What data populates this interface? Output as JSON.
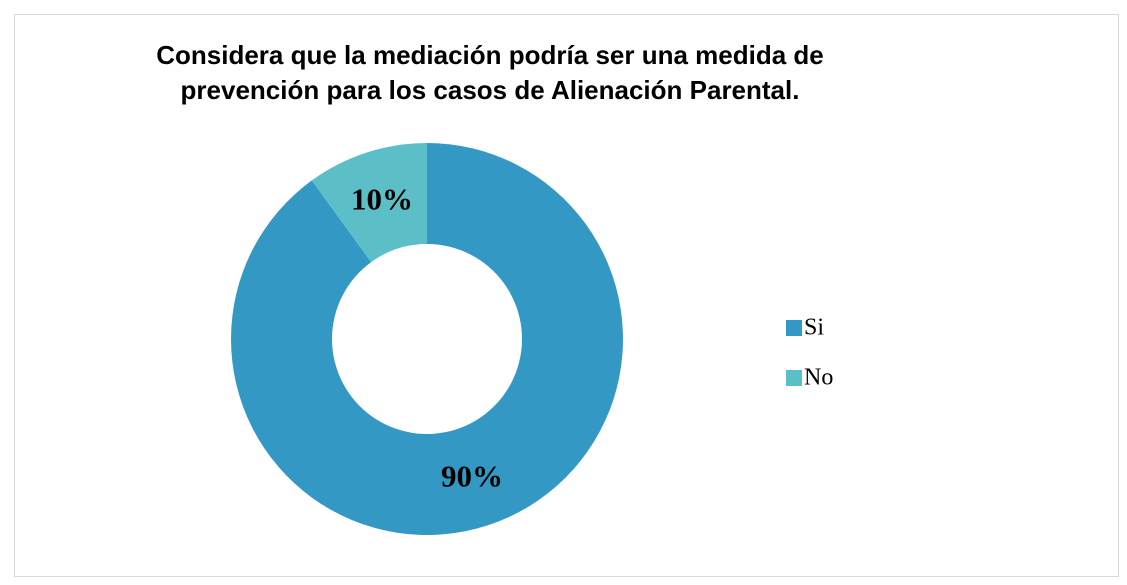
{
  "chart_data": {
    "type": "donut",
    "title": "Considera que la mediación podría ser una medida de prevención para los casos de Alienación Parental.",
    "categories": [
      "Si",
      "No"
    ],
    "values": [
      90,
      10
    ],
    "value_labels": [
      "90%",
      "10%"
    ],
    "colors": [
      "#3399c4",
      "#5cbfc8"
    ],
    "legend": "right"
  }
}
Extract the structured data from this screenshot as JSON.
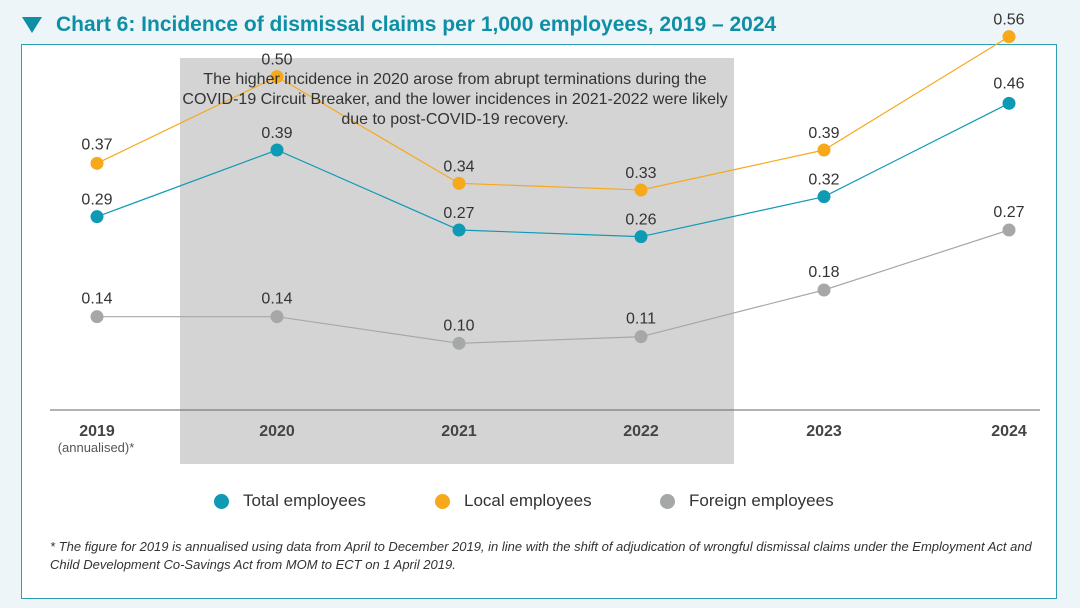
{
  "title": "Chart 6: Incidence of dismissal claims per 1,000 employees, 2019 – 2024",
  "annotation": "The higher incidence in 2020 arose from abrupt terminations during the COVID-19 Circuit Breaker, and the lower incidences in 2021-2022 were likely due to post-COVID-19 recovery.",
  "footnote": "* The figure for 2019 is annualised using data from April to December 2019, in line with the shift of adjudication of wrongful dismissal claims under the Employment Act and Child Development Co-Savings Act from MOM to ECT on 1 April 2019.",
  "colors": {
    "accent": "#0e8fa6",
    "highlight_band": "#d4d4d4"
  },
  "chart_data": {
    "type": "line",
    "title": "Chart 6: Incidence of dismissal claims per 1,000 employees, 2019 – 2024",
    "categories": [
      "2019",
      "2020",
      "2021",
      "2022",
      "2023",
      "2024"
    ],
    "category_sublabels": [
      "(annualised)*",
      "",
      "",
      "",
      "",
      ""
    ],
    "highlight_categories": [
      "2020",
      "2021",
      "2022"
    ],
    "ylim": [
      0,
      0.6
    ],
    "grid": false,
    "legend_position": "bottom",
    "series": [
      {
        "name": "Total employees",
        "color": "#0e99b5",
        "values": [
          0.29,
          0.39,
          0.27,
          0.26,
          0.32,
          0.46
        ],
        "labels": [
          "0.29",
          "0.39",
          "0.27",
          "0.26",
          "0.32",
          "0.46"
        ]
      },
      {
        "name": "Local employees",
        "color": "#f7a81b",
        "values": [
          0.37,
          0.5,
          0.34,
          0.33,
          0.39,
          0.56
        ],
        "labels": [
          "0.37",
          "0.50",
          "0.34",
          "0.33",
          "0.39",
          "0.56"
        ]
      },
      {
        "name": "Foreign employees",
        "color": "#a6a8a8",
        "values": [
          0.14,
          0.14,
          0.1,
          0.11,
          0.18,
          0.27
        ],
        "labels": [
          "0.14",
          "0.14",
          "0.10",
          "0.11",
          "0.18",
          "0.27"
        ]
      }
    ]
  }
}
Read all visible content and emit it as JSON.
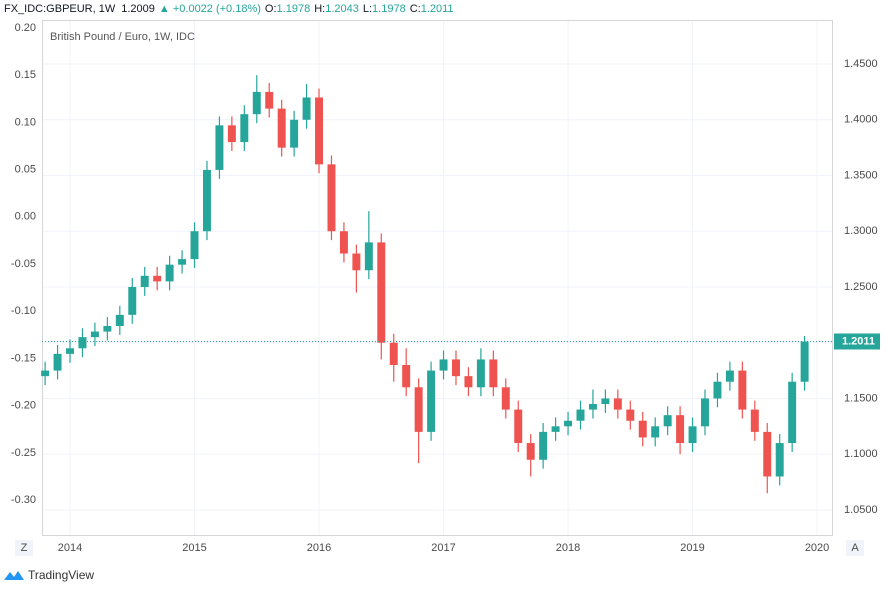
{
  "header": {
    "symbol": "FX_IDC:GBPEUR, 1W",
    "price": "1.2009",
    "change": "▲ +0.0022 (+0.18%)",
    "ohlc": [
      {
        "label": "O:",
        "value": "1.1978"
      },
      {
        "label": "H:",
        "value": "1.2043"
      },
      {
        "label": "L:",
        "value": "1.1978"
      },
      {
        "label": "C:",
        "value": "1.2011"
      }
    ]
  },
  "footer": {
    "logo": "TradingView",
    "left_button": "Z",
    "right_button": "A"
  },
  "chart_data": {
    "type": "candlestick",
    "title": "British Pound / Euro, 1W, IDC",
    "up_color": "#26a69a",
    "down_color": "#ef5350",
    "grid": true,
    "x": [
      2013.8,
      2013.9,
      2014.0,
      2014.1,
      2014.2,
      2014.3,
      2014.4,
      2014.5,
      2014.6,
      2014.7,
      2014.8,
      2014.9,
      2015.0,
      2015.1,
      2015.2,
      2015.3,
      2015.4,
      2015.5,
      2015.6,
      2015.7,
      2015.8,
      2015.9,
      2016.0,
      2016.1,
      2016.2,
      2016.3,
      2016.4,
      2016.5,
      2016.6,
      2016.7,
      2016.8,
      2016.9,
      2017.0,
      2017.1,
      2017.2,
      2017.3,
      2017.4,
      2017.5,
      2017.6,
      2017.7,
      2017.8,
      2017.9,
      2018.0,
      2018.1,
      2018.2,
      2018.3,
      2018.4,
      2018.5,
      2018.6,
      2018.7,
      2018.8,
      2018.9,
      2019.0,
      2019.1,
      2019.2,
      2019.3,
      2019.4,
      2019.5,
      2019.6,
      2019.7,
      2019.8,
      2019.9
    ],
    "open": [
      1.17,
      1.175,
      1.19,
      1.195,
      1.205,
      1.21,
      1.215,
      1.225,
      1.25,
      1.26,
      1.255,
      1.27,
      1.275,
      1.3,
      1.355,
      1.395,
      1.38,
      1.405,
      1.425,
      1.41,
      1.375,
      1.4,
      1.42,
      1.36,
      1.3,
      1.28,
      1.265,
      1.29,
      1.2,
      1.18,
      1.16,
      1.12,
      1.175,
      1.185,
      1.17,
      1.16,
      1.185,
      1.16,
      1.14,
      1.11,
      1.095,
      1.12,
      1.125,
      1.13,
      1.14,
      1.145,
      1.15,
      1.14,
      1.13,
      1.115,
      1.125,
      1.135,
      1.11,
      1.125,
      1.15,
      1.165,
      1.175,
      1.14,
      1.12,
      1.08,
      1.11,
      1.165
    ],
    "high": [
      1.183,
      1.198,
      1.203,
      1.213,
      1.218,
      1.223,
      1.233,
      1.258,
      1.268,
      1.268,
      1.278,
      1.283,
      1.308,
      1.363,
      1.403,
      1.403,
      1.413,
      1.44,
      1.433,
      1.418,
      1.408,
      1.432,
      1.428,
      1.368,
      1.308,
      1.288,
      1.318,
      1.298,
      1.208,
      1.195,
      1.168,
      1.183,
      1.193,
      1.193,
      1.178,
      1.195,
      1.193,
      1.168,
      1.148,
      1.118,
      1.128,
      1.133,
      1.138,
      1.148,
      1.158,
      1.158,
      1.158,
      1.148,
      1.138,
      1.133,
      1.143,
      1.143,
      1.133,
      1.158,
      1.173,
      1.183,
      1.183,
      1.148,
      1.128,
      1.118,
      1.173,
      1.206
    ],
    "low": [
      1.162,
      1.167,
      1.182,
      1.187,
      1.197,
      1.202,
      1.207,
      1.217,
      1.242,
      1.247,
      1.247,
      1.262,
      1.267,
      1.292,
      1.347,
      1.372,
      1.372,
      1.397,
      1.402,
      1.367,
      1.367,
      1.392,
      1.352,
      1.292,
      1.272,
      1.245,
      1.257,
      1.185,
      1.165,
      1.152,
      1.092,
      1.112,
      1.167,
      1.162,
      1.152,
      1.152,
      1.152,
      1.132,
      1.102,
      1.08,
      1.087,
      1.112,
      1.117,
      1.122,
      1.132,
      1.137,
      1.132,
      1.122,
      1.107,
      1.107,
      1.117,
      1.1,
      1.102,
      1.117,
      1.142,
      1.157,
      1.132,
      1.112,
      1.065,
      1.072,
      1.102,
      1.157
    ],
    "close": [
      1.175,
      1.19,
      1.195,
      1.205,
      1.21,
      1.215,
      1.225,
      1.25,
      1.26,
      1.255,
      1.27,
      1.275,
      1.3,
      1.355,
      1.395,
      1.38,
      1.405,
      1.425,
      1.41,
      1.375,
      1.4,
      1.42,
      1.36,
      1.3,
      1.28,
      1.265,
      1.29,
      1.2,
      1.18,
      1.16,
      1.12,
      1.175,
      1.185,
      1.17,
      1.16,
      1.185,
      1.16,
      1.14,
      1.11,
      1.095,
      1.12,
      1.125,
      1.13,
      1.14,
      1.145,
      1.15,
      1.14,
      1.13,
      1.115,
      1.125,
      1.135,
      1.11,
      1.125,
      1.15,
      1.165,
      1.175,
      1.14,
      1.12,
      1.08,
      1.11,
      1.165,
      1.2011
    ],
    "last_price": {
      "value": 1.2011,
      "label": "1.2011"
    },
    "xlim": [
      2013.775,
      2020.12
    ],
    "xticks": [
      2014,
      2015,
      2016,
      2017,
      2018,
      2019,
      2020
    ],
    "ylim": [
      1.0275,
      1.4895
    ],
    "yticks": [
      {
        "value": 1.05,
        "label": "1.0500"
      },
      {
        "value": 1.1,
        "label": "1.1000"
      },
      {
        "value": 1.15,
        "label": "1.1500"
      },
      {
        "value": 1.2,
        "label": "1.2000"
      },
      {
        "value": 1.25,
        "label": "1.2500"
      },
      {
        "value": 1.3,
        "label": "1.3000"
      },
      {
        "value": 1.35,
        "label": "1.3500"
      },
      {
        "value": 1.4,
        "label": "1.4000"
      },
      {
        "value": 1.45,
        "label": "1.4500"
      }
    ],
    "y2_position": "left",
    "y2lim": [
      -0.337,
      0.2085
    ],
    "y2ticks": [
      {
        "value": 0.2,
        "label": "0.20"
      },
      0.15,
      {
        "value": 0.1,
        "label": "0.10"
      },
      0.05,
      {
        "value": 0,
        "label": "0.00"
      },
      -0.05,
      {
        "value": -0.1,
        "label": "-0.10"
      },
      -0.15,
      {
        "value": -0.2,
        "label": "-0.20"
      },
      -0.25,
      {
        "value": -0.3,
        "label": "-0.30"
      }
    ]
  }
}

================================

> **PROBLEM STATEMENT**:
The lines to collect are those holding the string "employees"; copy them all.

> **RESULT OF THIS TASK**:
  "title": "Chart 6: Incidence of dismissal claims per 1,000 employees, 2019 – 2024",
    "title": "Chart 6: Incidence of dismissal claims per 1,000 employees, 2019 – 2024",
        "name": "Total employees",
        "name": "Local employees",
        "name": "Foreign employees",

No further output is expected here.